[Chart and figure data]
▬▬▬▬▬▬

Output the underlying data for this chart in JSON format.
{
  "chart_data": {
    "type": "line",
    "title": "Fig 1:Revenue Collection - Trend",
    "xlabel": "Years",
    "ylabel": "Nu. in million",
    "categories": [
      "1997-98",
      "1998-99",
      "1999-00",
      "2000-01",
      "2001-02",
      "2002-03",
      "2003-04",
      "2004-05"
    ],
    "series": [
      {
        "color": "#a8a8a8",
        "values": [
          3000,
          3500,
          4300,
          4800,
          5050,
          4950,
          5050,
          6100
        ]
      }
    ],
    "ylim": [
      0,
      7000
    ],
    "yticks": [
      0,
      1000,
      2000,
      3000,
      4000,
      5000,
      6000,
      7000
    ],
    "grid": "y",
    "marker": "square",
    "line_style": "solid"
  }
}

▬▬▬▬▬▬

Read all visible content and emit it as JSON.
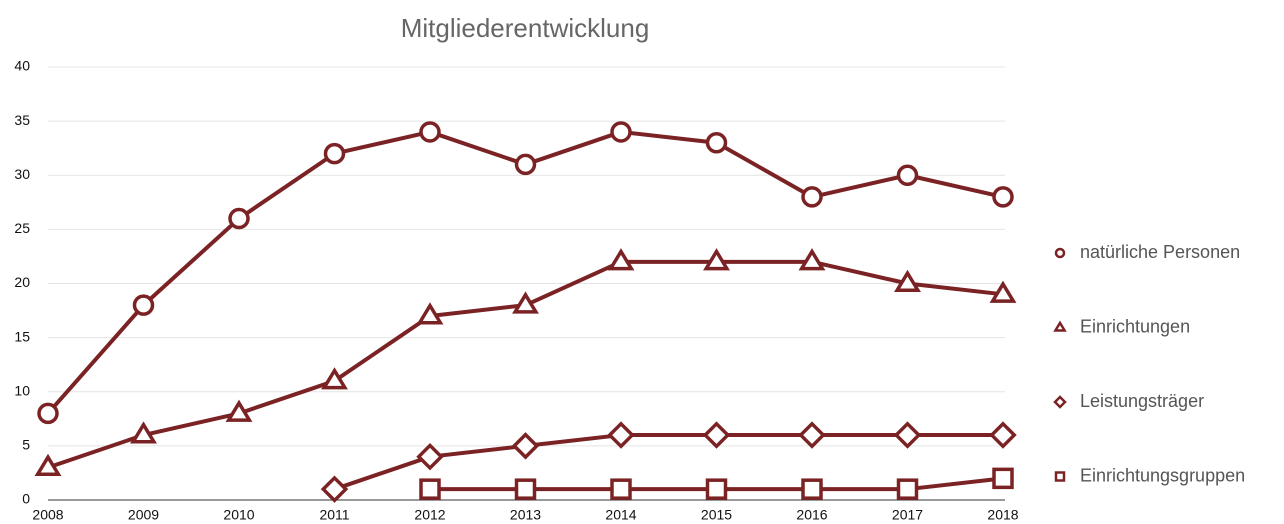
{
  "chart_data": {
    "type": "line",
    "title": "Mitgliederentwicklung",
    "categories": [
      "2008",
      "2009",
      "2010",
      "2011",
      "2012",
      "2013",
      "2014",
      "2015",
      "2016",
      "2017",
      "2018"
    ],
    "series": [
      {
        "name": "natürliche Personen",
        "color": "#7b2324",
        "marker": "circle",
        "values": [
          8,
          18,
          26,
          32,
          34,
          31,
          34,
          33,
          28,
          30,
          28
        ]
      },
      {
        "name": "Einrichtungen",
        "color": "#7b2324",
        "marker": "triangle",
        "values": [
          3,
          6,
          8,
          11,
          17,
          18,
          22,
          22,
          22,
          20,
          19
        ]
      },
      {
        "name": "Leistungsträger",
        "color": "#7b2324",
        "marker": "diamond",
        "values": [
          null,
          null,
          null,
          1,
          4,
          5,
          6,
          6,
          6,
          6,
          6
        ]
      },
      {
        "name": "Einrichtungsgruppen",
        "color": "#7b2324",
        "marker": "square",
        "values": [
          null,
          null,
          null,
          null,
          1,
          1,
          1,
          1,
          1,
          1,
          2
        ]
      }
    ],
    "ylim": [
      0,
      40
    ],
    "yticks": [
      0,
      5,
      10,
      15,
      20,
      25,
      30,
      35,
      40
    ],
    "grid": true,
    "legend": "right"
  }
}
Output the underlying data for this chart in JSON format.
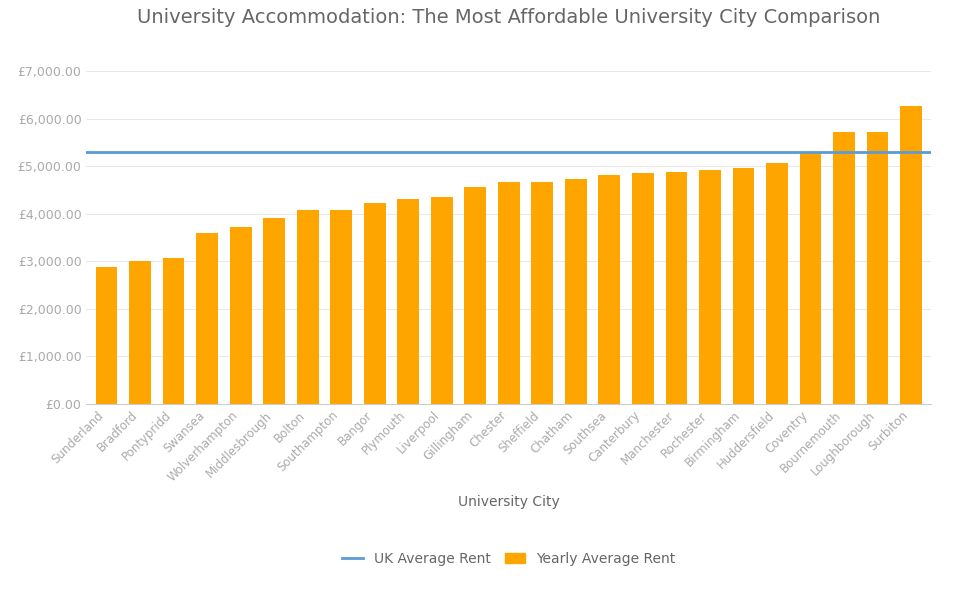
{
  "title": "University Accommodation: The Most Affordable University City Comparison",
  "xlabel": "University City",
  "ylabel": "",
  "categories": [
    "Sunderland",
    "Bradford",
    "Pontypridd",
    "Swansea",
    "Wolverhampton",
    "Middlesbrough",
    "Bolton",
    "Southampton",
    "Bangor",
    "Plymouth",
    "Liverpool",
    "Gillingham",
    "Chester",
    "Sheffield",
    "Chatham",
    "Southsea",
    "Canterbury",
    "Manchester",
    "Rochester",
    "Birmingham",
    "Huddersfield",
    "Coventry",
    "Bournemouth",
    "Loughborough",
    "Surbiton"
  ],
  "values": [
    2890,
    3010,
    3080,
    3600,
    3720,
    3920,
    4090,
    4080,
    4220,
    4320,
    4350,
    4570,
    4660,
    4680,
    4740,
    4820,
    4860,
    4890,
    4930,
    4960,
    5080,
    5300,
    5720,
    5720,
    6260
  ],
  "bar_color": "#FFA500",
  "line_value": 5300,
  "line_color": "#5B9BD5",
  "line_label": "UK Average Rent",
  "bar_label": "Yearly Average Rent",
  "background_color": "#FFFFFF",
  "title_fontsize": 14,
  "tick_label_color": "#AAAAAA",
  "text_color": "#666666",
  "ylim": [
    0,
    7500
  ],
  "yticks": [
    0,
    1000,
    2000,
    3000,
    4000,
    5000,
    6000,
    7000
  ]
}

▬▬▬▬▬▬

§ Aim
From the entries, report each line that includes the word "name".

§ The answer
        "name": "natürliche Personen",
        "name": "Einrichtungen",
        "name": "Leistungsträger",
        "name": "Einrichtungsgruppen",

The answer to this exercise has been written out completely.